* [Problem statement]
Write out the whole listing exactly as it stands.

## begin Data provided

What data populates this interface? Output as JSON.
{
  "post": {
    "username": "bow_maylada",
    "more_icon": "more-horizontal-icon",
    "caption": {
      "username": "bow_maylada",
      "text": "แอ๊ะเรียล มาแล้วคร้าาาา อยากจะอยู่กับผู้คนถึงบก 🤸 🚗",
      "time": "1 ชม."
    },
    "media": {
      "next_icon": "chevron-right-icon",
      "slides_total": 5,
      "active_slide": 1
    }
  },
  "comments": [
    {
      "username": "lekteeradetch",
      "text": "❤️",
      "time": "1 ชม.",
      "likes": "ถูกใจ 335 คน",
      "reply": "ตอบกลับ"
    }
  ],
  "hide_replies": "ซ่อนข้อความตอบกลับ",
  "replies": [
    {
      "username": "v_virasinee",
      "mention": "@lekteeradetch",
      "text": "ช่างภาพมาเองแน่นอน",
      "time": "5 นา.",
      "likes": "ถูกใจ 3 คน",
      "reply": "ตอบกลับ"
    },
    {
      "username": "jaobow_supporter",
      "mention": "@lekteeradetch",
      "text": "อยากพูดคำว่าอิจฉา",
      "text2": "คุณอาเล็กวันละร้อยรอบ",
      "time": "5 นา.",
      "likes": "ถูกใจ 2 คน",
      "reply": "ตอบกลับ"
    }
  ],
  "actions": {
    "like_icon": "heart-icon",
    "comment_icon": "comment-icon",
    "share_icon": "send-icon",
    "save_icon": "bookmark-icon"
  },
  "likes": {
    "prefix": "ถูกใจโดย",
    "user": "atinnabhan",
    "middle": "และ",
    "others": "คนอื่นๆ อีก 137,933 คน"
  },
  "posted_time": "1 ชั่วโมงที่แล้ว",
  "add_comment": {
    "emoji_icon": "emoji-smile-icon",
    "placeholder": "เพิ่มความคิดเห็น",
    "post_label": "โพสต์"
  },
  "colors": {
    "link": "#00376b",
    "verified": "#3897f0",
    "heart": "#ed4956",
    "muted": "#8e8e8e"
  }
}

## end Data provided

* [Written solution]
What data populates this interface? Output as JSON.
{
  "post": {
    "username": "bow_maylada",
    "more_icon": "more-horizontal-icon",
    "caption": {
      "username": "bow_maylada",
      "text": "แอ๊ะเรียล มาแล้วคร้าาาา อยากจะอยู่กับผู้คนถึงบก 🤸 🚗",
      "time": "1 ชม."
    },
    "media": {
      "next_icon": "chevron-right-icon",
      "slides_total": 5,
      "active_slide": 1
    }
  },
  "comments": [
    {
      "username": "lekteeradetch",
      "text": "❤️",
      "time": "1 ชม.",
      "likes": "ถูกใจ 335 คน",
      "reply": "ตอบกลับ"
    }
  ],
  "hide_replies": "ซ่อนข้อความตอบกลับ",
  "replies": [
    {
      "username": "v_virasinee",
      "mention": "@lekteeradetch",
      "text": "ช่างภาพมาเองแน่นอน",
      "time": "5 นา.",
      "likes": "ถูกใจ 3 คน",
      "reply": "ตอบกลับ"
    },
    {
      "username": "jaobow_supporter",
      "mention": "@lekteeradetch",
      "text": "อยากพูดคำว่าอิจฉา",
      "text2": "คุณอาเล็กวันละร้อยรอบ",
      "time": "5 นา.",
      "likes": "ถูกใจ 2 คน",
      "reply": "ตอบกลับ"
    }
  ],
  "actions": {
    "like_icon": "heart-icon",
    "comment_icon": "comment-icon",
    "share_icon": "send-icon",
    "save_icon": "bookmark-icon"
  },
  "likes": {
    "prefix": "ถูกใจโดย",
    "user": "atinnabhan",
    "middle": "และ",
    "others": "คนอื่นๆ อีก 137,933 คน"
  },
  "posted_time": "1 ชั่วโมงที่แล้ว",
  "add_comment": {
    "emoji_icon": "emoji-smile-icon",
    "placeholder": "เพิ่มความคิดเห็น",
    "post_label": "โพสต์"
  },
  "colors": {
    "link": "#00376b",
    "verified": "#3897f0",
    "heart": "#ed4956",
    "muted": "#8e8e8e"
  }
}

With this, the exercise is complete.